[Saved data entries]
● ● ●

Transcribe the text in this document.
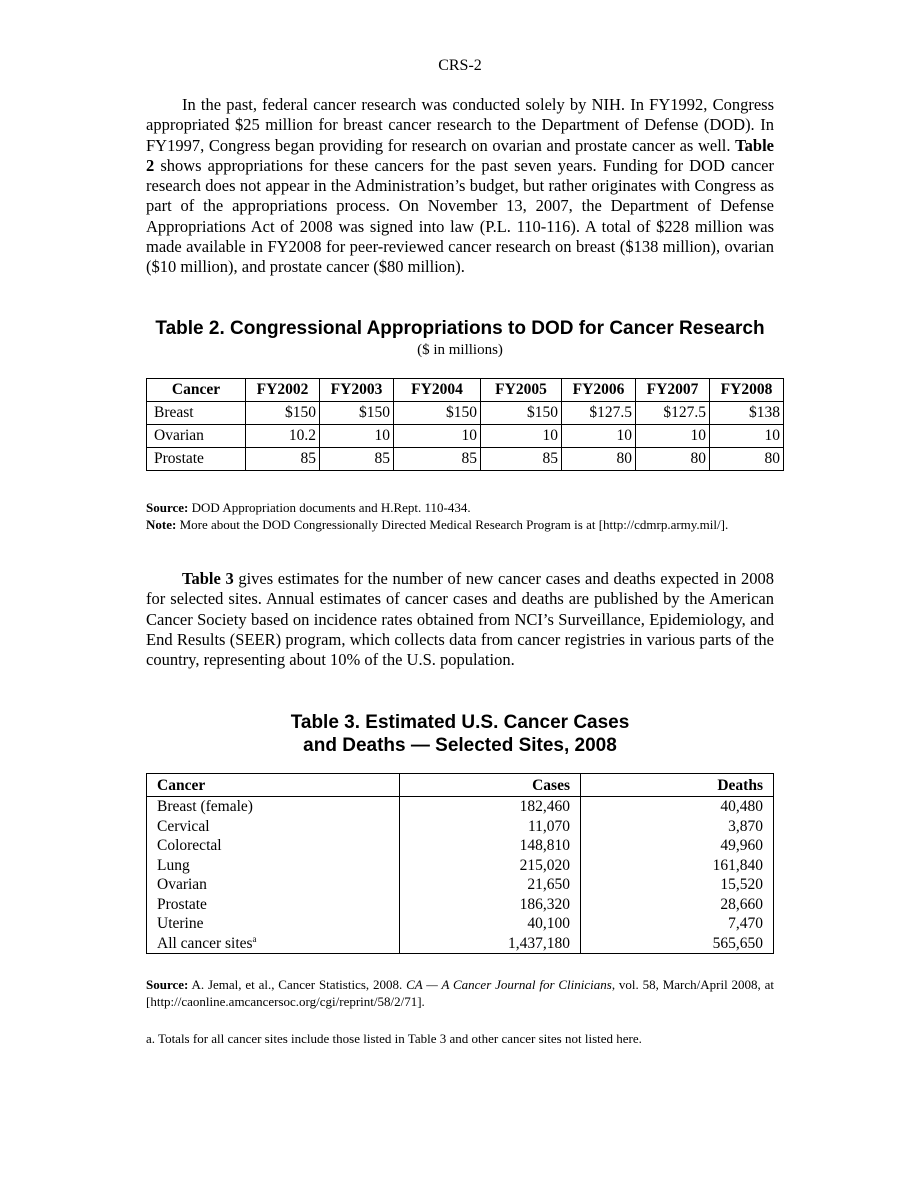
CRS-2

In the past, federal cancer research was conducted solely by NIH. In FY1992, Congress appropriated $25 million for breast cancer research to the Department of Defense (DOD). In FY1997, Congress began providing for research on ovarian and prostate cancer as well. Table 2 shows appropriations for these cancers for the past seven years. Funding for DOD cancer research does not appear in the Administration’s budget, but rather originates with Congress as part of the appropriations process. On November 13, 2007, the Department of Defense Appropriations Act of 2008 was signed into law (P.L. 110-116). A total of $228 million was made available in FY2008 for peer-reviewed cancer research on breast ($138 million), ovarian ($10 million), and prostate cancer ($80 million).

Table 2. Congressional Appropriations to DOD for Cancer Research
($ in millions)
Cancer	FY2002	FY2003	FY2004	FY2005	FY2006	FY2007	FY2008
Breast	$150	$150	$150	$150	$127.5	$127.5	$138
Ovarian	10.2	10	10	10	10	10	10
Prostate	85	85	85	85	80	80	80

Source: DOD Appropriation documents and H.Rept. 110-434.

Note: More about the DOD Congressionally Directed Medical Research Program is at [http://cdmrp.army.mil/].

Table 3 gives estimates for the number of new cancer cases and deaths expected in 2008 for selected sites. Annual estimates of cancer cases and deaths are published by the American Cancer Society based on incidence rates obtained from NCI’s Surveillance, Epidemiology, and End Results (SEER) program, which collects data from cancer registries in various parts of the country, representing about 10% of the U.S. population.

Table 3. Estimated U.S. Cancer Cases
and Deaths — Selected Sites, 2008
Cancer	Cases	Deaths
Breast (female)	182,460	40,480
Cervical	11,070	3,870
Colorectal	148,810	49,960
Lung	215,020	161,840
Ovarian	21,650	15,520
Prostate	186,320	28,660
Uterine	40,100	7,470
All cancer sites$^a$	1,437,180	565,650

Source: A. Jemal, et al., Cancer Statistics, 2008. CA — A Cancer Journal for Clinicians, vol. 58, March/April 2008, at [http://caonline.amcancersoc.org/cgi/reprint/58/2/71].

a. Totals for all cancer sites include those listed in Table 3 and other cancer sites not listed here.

● ● ●

Work required – Copy each line of the records above that carries the word "Table".

The result –
In the past, federal cancer research was conducted solely by NIH. In FY1992, Congress appropriated $25 million for breast cancer research to the Department of Defense (DOD). In FY1997, Congress began providing for research on ovarian and prostate cancer as well. Table 2 shows appropriations for these cancers for the past seven years. Funding for DOD cancer research does not appear in the Administration’s budget, but rather originates with Congress as part of the appropriations process. On November 13, 2007, the Department of Defense Appropriations Act of 2008 was signed into law (P.L. 110-116). A total of $228 million was made available in FY2008 for peer-reviewed cancer research on breast ($138 million), ovarian ($10 million), and prostate cancer ($80 million).
Table 2. Congressional Appropriations to DOD for Cancer Research
Table 3 gives estimates for the number of new cancer cases and deaths expected in 2008 for selected sites. Annual estimates of cancer cases and deaths are published by the American Cancer Society based on incidence rates obtained from NCI’s Surveillance, Epidemiology, and End Results (SEER) program, which collects data from cancer registries in various parts of the country, representing about 10% of the U.S. population.
Table 3. Estimated U.S. Cancer Cases
a. Totals for all cancer sites include those listed in Table 3 and other cancer sites not listed here.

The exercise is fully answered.